#### Problem to solve
Copy every line from the data below in which the string "noise" can be found.

## START

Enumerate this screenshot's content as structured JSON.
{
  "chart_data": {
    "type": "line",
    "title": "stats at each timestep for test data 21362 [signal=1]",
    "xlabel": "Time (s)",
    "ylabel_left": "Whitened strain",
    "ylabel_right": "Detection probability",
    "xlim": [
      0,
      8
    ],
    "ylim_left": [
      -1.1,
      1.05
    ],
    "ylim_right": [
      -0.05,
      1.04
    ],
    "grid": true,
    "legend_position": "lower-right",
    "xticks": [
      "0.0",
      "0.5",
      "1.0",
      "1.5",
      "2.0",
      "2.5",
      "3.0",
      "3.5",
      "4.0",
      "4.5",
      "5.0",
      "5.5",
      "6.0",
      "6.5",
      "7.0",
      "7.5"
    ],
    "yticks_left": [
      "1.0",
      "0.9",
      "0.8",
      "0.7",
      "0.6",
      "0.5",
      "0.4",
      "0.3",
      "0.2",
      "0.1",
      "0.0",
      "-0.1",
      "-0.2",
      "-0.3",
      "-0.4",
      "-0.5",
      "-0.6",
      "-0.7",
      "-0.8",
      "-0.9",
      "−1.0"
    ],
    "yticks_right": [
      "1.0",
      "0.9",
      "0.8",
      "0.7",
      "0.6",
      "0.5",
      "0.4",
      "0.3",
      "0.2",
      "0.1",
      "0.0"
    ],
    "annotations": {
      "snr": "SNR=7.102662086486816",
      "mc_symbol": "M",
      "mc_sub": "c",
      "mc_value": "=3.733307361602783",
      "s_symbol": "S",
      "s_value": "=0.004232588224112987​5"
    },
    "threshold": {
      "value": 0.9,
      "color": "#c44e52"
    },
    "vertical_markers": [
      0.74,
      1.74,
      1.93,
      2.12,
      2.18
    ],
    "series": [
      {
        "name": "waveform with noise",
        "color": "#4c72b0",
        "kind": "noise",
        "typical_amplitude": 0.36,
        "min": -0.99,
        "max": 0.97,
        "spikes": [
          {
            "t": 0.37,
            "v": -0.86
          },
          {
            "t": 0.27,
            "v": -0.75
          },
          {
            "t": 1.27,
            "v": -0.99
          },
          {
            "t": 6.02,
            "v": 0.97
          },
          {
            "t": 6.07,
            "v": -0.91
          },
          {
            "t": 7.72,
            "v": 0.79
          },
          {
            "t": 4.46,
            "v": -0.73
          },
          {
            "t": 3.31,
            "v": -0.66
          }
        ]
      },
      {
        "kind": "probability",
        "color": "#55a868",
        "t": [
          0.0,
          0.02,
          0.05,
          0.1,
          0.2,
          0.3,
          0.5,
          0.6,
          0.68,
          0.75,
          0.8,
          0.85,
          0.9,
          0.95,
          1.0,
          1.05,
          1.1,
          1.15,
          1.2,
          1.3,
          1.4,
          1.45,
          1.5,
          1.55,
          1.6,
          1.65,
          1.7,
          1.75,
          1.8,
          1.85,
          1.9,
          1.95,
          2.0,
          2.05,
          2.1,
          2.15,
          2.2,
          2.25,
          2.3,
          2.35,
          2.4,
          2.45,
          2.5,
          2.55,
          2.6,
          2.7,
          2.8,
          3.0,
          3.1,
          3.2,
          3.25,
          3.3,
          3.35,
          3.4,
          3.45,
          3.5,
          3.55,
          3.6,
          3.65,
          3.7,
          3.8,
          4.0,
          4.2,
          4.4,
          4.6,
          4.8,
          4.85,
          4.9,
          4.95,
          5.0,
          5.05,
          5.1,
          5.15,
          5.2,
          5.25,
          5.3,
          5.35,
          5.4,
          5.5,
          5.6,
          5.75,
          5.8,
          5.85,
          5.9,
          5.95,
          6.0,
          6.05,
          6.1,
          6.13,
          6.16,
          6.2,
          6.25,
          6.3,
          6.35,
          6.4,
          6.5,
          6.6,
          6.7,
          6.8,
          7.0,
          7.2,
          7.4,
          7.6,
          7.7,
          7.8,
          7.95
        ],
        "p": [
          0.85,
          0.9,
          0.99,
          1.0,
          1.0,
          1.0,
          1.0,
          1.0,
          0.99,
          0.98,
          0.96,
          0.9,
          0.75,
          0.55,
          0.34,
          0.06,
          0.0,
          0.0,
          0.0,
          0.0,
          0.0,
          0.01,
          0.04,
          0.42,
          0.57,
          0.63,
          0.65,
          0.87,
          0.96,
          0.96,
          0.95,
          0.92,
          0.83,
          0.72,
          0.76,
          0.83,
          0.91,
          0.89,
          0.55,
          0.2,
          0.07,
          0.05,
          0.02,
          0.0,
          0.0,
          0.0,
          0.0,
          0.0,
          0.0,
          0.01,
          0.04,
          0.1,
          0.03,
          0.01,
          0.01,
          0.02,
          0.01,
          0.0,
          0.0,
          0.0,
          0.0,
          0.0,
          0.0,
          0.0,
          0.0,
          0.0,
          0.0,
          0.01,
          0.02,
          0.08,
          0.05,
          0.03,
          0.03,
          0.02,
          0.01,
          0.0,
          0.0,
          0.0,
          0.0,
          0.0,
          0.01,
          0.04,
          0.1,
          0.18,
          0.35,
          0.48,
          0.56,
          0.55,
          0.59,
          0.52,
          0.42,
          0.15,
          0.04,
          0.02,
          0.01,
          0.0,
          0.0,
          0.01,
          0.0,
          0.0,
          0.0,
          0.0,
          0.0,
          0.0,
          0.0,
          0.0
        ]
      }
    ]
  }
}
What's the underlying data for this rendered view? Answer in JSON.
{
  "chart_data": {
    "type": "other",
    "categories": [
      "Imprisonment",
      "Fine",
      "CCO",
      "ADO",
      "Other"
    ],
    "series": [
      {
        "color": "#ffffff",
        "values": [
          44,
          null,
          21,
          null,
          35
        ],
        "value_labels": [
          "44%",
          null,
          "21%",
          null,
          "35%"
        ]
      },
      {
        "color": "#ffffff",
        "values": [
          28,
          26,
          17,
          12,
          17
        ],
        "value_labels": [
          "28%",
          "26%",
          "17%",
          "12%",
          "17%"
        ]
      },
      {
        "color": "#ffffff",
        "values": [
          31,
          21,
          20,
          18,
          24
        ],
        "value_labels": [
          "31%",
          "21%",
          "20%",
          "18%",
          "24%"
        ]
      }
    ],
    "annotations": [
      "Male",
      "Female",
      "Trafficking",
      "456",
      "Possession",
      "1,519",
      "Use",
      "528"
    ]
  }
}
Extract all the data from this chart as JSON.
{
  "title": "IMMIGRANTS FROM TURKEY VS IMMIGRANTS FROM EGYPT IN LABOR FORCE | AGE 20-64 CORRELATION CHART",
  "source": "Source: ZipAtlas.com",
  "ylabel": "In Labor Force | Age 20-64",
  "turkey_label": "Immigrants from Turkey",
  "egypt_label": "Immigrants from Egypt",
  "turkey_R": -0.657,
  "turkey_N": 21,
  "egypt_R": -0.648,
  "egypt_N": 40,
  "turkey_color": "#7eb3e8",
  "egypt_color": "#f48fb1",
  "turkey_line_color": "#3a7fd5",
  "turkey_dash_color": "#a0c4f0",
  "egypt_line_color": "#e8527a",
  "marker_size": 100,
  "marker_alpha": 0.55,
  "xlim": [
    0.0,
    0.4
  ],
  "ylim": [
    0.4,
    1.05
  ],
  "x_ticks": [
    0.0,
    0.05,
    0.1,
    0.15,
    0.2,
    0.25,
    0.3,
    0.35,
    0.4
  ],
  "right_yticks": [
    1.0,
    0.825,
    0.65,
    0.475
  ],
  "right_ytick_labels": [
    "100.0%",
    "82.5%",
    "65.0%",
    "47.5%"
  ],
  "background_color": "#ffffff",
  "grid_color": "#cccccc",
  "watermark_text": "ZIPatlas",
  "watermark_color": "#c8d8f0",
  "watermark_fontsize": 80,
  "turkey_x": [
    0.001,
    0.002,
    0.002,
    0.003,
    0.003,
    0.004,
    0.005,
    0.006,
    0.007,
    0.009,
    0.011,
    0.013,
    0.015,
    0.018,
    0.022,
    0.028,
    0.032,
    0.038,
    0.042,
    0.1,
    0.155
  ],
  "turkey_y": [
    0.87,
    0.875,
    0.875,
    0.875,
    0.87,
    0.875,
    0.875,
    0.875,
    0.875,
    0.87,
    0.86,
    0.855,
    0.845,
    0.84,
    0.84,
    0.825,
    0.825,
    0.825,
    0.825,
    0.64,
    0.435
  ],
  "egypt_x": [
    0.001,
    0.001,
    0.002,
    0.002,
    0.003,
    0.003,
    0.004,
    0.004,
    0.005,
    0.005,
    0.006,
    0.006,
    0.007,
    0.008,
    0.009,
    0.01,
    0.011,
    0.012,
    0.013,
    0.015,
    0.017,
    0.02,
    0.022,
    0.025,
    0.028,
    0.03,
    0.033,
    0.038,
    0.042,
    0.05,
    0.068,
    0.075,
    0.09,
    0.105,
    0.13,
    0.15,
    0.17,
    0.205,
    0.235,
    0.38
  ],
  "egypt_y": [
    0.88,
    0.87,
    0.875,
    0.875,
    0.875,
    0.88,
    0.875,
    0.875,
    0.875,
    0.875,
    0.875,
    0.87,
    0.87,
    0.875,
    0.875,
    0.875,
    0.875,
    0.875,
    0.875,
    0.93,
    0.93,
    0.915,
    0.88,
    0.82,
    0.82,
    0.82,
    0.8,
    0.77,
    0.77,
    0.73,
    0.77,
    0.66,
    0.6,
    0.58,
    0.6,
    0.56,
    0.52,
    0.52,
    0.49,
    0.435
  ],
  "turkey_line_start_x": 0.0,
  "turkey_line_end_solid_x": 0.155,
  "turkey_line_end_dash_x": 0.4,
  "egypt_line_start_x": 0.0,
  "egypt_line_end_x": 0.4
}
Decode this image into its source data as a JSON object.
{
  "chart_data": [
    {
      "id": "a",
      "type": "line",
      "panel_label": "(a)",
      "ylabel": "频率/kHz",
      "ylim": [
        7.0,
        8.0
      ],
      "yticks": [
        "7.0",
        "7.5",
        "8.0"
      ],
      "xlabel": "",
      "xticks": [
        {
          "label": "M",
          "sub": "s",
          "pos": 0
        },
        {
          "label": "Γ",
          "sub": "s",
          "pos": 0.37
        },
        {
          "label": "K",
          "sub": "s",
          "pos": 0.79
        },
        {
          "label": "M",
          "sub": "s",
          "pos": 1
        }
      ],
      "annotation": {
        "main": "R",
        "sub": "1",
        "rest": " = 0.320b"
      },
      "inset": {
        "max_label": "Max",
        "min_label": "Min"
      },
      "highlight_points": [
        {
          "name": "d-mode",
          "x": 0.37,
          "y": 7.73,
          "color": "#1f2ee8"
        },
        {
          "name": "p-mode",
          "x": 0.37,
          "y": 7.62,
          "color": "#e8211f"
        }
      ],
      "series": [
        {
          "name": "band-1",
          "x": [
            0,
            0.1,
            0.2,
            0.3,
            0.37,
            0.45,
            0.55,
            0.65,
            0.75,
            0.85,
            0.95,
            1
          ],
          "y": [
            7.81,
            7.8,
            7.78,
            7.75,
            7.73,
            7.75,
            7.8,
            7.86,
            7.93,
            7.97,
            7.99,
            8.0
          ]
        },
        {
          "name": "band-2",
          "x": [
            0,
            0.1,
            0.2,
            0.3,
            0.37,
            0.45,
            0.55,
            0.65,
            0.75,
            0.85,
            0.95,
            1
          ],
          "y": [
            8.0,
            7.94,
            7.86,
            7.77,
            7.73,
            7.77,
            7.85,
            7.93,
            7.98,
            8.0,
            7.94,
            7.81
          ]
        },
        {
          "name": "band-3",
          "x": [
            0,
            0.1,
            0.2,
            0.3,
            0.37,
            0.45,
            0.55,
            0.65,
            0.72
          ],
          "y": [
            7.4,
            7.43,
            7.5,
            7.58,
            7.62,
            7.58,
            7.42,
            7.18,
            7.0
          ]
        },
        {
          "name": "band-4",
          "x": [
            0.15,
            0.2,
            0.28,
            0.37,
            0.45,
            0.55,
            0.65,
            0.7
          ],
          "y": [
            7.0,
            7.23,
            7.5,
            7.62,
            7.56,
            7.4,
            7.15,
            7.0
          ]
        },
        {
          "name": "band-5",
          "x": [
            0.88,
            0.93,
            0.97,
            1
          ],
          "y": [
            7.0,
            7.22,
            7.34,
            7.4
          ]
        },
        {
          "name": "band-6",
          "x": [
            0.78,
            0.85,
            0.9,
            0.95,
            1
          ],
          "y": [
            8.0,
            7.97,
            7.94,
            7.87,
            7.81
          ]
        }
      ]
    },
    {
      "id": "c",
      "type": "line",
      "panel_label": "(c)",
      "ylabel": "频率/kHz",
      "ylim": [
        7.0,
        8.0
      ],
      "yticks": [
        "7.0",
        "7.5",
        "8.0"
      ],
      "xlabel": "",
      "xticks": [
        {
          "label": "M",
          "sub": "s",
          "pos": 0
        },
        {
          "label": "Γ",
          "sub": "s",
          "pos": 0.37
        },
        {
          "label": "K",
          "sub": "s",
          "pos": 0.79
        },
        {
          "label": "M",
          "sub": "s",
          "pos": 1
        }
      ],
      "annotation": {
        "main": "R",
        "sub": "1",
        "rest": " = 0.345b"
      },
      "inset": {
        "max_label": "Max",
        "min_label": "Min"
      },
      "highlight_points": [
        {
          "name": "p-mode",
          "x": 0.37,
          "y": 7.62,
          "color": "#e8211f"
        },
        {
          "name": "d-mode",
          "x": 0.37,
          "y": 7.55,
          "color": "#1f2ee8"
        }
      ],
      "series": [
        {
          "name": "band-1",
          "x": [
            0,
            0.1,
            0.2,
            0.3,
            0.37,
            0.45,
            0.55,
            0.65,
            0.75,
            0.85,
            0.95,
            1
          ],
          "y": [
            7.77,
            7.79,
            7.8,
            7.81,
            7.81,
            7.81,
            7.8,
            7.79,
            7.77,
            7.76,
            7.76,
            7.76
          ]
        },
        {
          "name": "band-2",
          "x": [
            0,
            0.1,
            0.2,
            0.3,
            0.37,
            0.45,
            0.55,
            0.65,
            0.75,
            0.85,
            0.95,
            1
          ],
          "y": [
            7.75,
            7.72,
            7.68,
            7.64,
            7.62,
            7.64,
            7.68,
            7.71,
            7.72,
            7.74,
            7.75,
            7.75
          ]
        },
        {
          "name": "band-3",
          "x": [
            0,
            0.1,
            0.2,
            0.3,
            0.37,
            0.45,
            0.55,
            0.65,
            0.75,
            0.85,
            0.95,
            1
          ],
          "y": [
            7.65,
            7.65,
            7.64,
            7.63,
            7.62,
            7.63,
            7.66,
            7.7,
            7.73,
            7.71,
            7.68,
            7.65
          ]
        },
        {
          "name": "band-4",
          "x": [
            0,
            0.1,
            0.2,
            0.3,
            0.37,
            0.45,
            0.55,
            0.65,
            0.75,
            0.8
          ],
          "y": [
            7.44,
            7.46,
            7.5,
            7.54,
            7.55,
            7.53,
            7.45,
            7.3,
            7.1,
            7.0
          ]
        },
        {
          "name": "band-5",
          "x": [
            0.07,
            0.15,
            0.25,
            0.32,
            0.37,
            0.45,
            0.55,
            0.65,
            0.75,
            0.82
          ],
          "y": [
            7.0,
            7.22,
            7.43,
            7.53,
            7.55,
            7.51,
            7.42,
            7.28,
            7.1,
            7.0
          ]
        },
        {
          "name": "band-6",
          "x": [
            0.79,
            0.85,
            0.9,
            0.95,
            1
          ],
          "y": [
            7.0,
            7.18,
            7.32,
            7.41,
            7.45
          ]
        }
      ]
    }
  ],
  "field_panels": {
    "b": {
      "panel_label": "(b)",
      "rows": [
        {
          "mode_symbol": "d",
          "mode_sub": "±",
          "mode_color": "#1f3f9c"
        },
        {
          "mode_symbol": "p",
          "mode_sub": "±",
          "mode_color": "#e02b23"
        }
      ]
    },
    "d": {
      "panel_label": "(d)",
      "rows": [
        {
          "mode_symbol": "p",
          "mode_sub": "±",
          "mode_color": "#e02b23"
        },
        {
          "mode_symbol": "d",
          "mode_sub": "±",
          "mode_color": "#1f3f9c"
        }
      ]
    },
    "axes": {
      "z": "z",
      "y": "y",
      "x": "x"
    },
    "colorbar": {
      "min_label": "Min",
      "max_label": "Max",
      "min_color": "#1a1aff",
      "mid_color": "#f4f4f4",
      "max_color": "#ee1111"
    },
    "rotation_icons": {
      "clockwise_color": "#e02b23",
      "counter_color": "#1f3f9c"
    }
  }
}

## END

#### Exercise solution
        "name": "waveform with noise",
        "kind": "noise",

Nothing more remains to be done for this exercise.